Which lines in the material below contain the word "JSON"? Copy each of them.

[Start RECORDS FOR THE EXERCISE]

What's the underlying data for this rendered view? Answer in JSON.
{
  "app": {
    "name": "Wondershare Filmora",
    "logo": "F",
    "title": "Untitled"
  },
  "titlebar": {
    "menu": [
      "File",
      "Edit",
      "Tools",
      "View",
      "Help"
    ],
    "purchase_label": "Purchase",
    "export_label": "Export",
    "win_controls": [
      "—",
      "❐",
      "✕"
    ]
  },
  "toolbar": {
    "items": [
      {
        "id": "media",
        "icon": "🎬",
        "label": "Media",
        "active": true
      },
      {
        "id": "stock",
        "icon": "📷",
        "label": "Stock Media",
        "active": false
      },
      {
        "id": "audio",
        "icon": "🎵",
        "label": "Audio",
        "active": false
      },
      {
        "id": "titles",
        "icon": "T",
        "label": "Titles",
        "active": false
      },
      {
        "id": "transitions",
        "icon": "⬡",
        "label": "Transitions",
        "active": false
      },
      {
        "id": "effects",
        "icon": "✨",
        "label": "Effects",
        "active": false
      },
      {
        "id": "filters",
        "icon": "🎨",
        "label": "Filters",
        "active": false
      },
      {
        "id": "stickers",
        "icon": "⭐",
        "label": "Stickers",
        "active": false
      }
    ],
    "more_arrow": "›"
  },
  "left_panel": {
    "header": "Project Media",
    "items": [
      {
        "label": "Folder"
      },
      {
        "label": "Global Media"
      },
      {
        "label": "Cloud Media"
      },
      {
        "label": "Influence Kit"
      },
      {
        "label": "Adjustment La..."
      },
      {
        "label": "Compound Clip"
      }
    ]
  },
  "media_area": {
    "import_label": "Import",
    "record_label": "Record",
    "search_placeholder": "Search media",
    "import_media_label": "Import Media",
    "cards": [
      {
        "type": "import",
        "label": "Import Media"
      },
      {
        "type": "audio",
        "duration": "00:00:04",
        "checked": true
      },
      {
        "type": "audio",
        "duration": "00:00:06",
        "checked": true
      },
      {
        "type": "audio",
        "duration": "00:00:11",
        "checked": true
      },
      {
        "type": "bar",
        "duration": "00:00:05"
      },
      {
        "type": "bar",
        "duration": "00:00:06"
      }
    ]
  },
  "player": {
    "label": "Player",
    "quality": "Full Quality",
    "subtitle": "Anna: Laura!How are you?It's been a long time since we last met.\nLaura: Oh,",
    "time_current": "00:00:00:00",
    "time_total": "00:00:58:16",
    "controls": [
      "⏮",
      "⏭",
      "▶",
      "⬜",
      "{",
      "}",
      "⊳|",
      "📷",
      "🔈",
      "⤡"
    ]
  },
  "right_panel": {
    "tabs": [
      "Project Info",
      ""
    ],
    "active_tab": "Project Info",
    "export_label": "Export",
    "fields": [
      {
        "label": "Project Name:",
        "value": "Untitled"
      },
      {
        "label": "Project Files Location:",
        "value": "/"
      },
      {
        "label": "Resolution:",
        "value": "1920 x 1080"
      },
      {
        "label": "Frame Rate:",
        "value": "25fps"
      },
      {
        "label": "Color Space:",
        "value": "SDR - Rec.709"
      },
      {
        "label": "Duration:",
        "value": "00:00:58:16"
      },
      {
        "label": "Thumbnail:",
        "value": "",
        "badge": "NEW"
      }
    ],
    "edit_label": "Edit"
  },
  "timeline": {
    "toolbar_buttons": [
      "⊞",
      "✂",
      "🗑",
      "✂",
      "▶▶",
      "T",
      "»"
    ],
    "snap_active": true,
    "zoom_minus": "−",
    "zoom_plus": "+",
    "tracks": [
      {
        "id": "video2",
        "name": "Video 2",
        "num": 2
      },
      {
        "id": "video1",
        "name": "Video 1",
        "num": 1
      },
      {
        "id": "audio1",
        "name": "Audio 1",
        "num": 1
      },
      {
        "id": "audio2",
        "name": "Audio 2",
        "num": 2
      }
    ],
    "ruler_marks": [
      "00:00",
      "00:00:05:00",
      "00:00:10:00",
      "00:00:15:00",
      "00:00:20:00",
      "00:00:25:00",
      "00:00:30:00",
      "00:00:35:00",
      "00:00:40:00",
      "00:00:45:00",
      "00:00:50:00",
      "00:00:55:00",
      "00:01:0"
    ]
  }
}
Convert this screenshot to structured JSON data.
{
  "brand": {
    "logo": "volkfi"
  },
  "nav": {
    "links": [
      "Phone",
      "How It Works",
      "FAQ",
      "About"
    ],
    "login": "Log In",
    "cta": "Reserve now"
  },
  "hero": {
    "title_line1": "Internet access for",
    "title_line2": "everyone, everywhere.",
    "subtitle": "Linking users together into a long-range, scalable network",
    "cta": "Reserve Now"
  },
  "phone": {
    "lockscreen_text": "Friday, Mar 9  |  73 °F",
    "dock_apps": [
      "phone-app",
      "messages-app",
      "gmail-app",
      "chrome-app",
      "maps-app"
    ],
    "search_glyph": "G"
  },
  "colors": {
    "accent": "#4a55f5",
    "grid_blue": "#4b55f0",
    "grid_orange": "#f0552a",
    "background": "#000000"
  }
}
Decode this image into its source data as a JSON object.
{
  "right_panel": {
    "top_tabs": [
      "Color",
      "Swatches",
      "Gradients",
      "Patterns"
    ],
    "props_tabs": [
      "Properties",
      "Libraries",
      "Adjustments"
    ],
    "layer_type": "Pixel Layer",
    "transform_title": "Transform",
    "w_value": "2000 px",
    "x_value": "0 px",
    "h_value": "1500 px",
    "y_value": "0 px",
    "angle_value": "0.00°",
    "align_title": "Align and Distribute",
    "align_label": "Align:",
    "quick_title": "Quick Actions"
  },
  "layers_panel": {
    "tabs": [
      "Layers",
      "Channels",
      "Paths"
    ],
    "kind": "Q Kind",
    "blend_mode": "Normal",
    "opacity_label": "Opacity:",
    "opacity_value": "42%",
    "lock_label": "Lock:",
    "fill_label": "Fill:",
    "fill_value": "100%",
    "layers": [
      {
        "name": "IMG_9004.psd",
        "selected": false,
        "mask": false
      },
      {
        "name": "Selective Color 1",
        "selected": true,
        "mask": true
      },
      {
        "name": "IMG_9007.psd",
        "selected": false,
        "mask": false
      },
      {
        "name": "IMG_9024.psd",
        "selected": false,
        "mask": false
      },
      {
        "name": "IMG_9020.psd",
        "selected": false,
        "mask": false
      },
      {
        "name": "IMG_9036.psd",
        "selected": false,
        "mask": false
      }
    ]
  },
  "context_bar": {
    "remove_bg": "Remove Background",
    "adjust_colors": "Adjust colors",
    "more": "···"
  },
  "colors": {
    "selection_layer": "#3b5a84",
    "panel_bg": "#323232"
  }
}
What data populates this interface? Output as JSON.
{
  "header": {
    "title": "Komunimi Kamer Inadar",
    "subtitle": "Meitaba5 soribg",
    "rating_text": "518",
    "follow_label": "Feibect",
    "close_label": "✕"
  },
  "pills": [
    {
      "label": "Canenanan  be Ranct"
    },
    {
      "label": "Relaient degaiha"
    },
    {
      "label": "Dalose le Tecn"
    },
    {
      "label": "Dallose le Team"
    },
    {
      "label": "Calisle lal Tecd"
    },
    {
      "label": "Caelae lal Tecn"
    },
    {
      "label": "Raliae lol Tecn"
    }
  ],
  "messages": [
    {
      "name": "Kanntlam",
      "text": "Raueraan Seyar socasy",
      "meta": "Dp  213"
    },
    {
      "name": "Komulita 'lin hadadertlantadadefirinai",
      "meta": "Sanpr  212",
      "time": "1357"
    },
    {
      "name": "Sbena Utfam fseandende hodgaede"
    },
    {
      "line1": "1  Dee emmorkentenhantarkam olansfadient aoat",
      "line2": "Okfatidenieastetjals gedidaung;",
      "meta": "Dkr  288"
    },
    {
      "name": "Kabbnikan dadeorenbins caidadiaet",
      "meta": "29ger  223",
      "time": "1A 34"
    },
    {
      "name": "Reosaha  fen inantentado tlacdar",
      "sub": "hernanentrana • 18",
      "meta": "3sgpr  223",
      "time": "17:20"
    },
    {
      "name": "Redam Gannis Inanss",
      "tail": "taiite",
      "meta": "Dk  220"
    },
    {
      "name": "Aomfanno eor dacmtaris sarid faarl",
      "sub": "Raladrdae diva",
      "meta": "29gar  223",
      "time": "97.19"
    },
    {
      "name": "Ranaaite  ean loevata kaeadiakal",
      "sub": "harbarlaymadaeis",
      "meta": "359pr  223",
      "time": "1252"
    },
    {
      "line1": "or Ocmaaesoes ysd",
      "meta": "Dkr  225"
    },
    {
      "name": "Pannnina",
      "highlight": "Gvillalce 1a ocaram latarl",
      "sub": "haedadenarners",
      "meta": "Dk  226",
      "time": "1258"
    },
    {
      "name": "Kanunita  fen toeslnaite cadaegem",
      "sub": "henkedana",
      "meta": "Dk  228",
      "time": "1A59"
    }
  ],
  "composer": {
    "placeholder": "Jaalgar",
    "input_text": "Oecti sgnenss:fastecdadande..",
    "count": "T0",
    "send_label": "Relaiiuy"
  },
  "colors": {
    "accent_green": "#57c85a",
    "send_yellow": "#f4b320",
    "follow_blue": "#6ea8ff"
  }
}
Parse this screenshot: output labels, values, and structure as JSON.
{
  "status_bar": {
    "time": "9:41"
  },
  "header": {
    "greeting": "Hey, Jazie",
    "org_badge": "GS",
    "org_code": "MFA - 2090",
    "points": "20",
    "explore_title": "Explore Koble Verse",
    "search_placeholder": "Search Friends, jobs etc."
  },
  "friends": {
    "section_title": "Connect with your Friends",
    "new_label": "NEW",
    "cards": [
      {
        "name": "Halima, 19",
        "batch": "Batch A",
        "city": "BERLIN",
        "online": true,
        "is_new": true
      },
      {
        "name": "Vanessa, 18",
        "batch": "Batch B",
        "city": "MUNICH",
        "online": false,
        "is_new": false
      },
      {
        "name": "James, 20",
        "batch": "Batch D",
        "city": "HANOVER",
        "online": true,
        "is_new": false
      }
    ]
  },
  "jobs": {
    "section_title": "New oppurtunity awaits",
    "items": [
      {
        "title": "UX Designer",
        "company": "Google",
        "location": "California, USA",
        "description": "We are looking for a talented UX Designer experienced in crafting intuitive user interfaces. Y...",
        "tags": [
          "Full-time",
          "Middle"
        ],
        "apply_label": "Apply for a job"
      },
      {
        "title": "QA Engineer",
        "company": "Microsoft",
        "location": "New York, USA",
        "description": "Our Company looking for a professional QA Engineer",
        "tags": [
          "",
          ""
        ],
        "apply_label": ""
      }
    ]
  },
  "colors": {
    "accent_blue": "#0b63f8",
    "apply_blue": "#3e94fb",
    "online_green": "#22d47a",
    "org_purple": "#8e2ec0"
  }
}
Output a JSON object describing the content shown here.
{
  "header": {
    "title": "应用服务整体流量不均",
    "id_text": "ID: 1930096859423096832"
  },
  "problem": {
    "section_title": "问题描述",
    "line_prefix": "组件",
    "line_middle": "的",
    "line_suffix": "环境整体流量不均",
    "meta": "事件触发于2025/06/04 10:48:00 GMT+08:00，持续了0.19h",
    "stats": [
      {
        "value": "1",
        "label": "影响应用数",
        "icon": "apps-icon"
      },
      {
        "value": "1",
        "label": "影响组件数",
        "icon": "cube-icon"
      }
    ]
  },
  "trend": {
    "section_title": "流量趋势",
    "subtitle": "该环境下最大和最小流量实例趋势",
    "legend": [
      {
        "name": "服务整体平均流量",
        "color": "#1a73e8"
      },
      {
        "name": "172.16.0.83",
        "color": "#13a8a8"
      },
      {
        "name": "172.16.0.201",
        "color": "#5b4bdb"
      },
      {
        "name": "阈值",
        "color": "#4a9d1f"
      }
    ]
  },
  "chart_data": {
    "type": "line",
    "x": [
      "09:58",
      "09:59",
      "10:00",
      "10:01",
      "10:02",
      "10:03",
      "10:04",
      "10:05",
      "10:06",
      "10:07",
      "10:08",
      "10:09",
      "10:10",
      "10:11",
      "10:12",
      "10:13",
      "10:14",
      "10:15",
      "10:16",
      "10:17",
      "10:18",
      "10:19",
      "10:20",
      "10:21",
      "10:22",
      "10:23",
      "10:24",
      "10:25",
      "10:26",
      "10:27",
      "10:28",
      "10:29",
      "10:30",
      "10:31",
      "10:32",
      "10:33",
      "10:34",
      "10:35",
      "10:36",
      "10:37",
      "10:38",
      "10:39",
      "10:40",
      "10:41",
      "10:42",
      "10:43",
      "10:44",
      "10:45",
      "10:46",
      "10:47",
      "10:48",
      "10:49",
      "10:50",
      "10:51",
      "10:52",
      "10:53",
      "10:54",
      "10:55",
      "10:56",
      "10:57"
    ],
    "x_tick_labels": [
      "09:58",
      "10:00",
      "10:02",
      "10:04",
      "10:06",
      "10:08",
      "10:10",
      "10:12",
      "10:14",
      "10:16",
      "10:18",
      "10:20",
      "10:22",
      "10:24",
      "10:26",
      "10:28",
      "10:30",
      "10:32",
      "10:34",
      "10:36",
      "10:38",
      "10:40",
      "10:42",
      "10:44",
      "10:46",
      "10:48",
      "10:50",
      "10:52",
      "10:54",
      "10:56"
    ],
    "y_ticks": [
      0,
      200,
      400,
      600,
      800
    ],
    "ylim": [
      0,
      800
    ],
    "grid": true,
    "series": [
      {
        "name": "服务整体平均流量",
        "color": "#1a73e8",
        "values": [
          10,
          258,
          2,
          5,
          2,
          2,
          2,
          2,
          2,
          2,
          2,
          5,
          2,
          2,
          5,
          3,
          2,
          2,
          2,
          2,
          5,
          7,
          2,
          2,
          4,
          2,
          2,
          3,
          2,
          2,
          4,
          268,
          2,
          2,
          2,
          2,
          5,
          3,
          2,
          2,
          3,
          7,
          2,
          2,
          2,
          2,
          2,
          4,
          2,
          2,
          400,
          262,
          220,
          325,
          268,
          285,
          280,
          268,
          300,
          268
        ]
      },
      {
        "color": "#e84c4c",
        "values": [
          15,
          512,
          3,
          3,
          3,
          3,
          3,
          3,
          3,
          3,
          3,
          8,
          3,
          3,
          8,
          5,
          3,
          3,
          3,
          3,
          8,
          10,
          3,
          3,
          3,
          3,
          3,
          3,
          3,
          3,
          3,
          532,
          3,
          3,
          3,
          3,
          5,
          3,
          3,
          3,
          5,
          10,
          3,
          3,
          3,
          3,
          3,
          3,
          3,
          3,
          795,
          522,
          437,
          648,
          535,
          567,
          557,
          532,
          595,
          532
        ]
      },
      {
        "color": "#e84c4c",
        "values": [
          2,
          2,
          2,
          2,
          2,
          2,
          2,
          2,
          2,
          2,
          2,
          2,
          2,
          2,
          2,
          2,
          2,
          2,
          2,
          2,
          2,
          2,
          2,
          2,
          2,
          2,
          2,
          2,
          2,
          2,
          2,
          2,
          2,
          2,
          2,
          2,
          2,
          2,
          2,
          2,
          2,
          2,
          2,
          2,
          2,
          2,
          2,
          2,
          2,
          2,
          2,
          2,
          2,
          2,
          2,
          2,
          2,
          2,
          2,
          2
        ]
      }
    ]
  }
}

[End RECORDS FOR THE EXERCISE]

▶ THE SOLUTION
What's the underlying data for this rendered view? Answer in JSON.
Convert this screenshot to structured JSON data.
Decode this image into its source data as a JSON object.
What data populates this interface? Output as JSON.
Parse this screenshot: output labels, values, and structure as JSON.
Output a JSON object describing the content shown here.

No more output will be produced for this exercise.